**PROBLEM**
Determine which lines contain the word "icon", then copy those lines.
--- DATA TO PROCESS ---
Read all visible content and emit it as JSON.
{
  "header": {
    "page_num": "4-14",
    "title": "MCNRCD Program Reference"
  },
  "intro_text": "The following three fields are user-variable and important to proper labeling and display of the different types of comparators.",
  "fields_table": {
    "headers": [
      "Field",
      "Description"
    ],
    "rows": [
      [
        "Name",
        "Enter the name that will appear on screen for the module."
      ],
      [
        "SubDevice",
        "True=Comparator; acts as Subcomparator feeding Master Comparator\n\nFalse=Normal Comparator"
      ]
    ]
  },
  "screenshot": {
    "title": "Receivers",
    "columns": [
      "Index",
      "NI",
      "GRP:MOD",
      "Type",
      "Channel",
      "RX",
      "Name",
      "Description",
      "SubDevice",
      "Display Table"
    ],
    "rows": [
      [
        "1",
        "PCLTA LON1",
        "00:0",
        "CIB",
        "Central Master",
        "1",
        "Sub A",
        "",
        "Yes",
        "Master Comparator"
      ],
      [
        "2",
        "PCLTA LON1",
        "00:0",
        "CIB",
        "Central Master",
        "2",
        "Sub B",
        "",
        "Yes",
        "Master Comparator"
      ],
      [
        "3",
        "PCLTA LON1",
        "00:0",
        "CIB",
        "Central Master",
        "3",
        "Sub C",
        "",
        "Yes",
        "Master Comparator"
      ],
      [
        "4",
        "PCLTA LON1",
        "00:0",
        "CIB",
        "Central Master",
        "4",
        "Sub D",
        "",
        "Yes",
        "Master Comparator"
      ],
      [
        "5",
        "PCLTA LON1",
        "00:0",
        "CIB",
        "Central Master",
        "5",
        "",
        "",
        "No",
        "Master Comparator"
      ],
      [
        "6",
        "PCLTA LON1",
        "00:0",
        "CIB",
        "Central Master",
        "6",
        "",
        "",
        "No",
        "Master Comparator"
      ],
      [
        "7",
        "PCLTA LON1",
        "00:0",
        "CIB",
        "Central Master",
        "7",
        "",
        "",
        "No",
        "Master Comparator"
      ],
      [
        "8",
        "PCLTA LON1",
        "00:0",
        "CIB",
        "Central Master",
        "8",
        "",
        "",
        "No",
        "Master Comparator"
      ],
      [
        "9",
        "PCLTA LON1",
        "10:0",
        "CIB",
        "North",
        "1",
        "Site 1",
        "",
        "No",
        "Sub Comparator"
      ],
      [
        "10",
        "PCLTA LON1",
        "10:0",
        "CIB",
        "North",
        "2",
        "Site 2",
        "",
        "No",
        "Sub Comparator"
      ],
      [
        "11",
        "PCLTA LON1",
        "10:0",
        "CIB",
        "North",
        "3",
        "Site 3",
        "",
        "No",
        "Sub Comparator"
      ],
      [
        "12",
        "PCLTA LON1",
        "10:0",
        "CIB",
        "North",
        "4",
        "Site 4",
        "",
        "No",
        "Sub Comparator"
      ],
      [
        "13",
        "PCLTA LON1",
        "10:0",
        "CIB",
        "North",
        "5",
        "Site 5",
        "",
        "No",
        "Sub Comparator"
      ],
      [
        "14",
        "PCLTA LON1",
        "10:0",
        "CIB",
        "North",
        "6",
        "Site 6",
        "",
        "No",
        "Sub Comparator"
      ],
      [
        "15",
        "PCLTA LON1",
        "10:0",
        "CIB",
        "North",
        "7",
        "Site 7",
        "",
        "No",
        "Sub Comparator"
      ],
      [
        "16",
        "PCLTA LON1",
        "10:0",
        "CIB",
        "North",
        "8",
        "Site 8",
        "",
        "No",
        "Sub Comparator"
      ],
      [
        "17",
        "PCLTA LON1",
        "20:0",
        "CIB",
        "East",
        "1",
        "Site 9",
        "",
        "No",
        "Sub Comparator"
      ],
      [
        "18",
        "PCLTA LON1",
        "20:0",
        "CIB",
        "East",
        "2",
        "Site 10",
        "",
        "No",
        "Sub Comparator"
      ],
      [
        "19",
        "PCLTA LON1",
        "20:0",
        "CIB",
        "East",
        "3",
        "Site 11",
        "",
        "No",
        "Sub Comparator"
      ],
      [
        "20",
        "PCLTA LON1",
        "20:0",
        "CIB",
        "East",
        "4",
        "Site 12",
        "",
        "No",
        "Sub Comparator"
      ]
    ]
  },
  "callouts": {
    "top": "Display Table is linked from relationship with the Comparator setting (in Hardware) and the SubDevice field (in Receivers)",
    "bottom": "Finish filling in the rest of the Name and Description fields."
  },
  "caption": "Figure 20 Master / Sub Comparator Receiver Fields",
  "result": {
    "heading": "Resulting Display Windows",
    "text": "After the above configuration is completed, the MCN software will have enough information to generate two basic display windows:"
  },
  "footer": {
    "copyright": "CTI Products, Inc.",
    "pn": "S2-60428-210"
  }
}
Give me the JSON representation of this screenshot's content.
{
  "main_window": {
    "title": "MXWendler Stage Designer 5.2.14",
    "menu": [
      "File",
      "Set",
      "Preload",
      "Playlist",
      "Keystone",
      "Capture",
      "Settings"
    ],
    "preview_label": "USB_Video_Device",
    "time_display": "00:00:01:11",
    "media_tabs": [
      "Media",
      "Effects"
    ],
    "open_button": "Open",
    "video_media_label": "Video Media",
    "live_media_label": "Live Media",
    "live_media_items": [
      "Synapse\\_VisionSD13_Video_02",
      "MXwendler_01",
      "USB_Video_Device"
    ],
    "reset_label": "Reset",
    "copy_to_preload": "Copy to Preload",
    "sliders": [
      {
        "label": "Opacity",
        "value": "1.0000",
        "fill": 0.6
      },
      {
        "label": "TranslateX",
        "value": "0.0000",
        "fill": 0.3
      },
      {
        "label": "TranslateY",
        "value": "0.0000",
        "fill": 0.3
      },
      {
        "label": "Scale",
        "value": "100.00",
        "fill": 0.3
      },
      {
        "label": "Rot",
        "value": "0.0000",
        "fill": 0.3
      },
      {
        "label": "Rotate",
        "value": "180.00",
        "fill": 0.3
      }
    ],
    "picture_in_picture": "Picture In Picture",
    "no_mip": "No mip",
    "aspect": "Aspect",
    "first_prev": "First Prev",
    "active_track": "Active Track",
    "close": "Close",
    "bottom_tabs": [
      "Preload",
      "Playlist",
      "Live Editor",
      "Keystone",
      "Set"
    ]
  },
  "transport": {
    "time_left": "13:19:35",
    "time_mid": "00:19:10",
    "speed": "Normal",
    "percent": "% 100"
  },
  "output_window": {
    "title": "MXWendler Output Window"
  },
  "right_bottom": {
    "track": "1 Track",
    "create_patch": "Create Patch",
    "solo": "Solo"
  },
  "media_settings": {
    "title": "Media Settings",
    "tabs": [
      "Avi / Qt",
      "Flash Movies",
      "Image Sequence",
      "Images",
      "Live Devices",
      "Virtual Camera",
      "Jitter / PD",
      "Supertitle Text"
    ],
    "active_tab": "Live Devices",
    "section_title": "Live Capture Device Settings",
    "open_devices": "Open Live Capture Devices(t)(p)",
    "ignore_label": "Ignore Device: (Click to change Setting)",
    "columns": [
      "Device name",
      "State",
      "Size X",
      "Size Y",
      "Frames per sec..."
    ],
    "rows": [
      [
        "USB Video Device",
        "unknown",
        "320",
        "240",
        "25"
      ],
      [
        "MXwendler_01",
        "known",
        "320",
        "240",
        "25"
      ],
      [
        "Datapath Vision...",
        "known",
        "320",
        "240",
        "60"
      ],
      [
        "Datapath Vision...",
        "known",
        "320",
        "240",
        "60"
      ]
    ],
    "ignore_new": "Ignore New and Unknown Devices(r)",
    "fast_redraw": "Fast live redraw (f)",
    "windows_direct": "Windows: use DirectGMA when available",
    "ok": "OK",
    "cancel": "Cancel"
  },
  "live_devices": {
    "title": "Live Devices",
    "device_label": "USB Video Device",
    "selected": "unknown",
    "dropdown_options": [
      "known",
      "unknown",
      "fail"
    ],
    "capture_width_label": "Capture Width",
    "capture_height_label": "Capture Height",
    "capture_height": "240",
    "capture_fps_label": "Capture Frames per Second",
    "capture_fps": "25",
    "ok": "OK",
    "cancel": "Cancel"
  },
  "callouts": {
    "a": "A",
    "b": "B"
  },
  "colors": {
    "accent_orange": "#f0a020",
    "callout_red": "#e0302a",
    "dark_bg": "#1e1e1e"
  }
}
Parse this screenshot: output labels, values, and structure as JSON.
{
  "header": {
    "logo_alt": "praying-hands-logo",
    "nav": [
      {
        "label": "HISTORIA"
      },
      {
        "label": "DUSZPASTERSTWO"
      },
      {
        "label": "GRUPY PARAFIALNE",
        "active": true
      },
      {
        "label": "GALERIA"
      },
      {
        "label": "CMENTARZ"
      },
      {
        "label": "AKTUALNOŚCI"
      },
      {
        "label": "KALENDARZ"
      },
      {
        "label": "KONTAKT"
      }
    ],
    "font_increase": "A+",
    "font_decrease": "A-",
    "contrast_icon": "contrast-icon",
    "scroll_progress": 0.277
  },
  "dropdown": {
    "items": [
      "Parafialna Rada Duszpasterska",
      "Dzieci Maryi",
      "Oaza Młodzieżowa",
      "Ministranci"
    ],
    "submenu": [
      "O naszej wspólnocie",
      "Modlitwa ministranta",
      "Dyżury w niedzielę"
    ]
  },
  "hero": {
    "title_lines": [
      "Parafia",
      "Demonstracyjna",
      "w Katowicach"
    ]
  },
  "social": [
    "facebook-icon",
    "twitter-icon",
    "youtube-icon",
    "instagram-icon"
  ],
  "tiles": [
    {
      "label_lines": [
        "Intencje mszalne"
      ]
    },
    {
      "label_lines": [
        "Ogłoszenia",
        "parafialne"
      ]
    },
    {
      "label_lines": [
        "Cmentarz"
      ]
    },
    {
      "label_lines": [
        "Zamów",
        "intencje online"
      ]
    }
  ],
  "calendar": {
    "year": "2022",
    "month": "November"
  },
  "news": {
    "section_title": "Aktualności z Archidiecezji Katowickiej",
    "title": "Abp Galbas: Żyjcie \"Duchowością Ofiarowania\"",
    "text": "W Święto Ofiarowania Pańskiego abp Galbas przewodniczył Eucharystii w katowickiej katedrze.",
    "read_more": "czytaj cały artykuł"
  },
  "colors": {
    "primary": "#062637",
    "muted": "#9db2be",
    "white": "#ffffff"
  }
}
---
**FINAL RESULT**
    "contrast_icon": "contrast-icon",
    "facebook-icon",
    "twitter-icon",
    "youtube-icon",
    "instagram-icon"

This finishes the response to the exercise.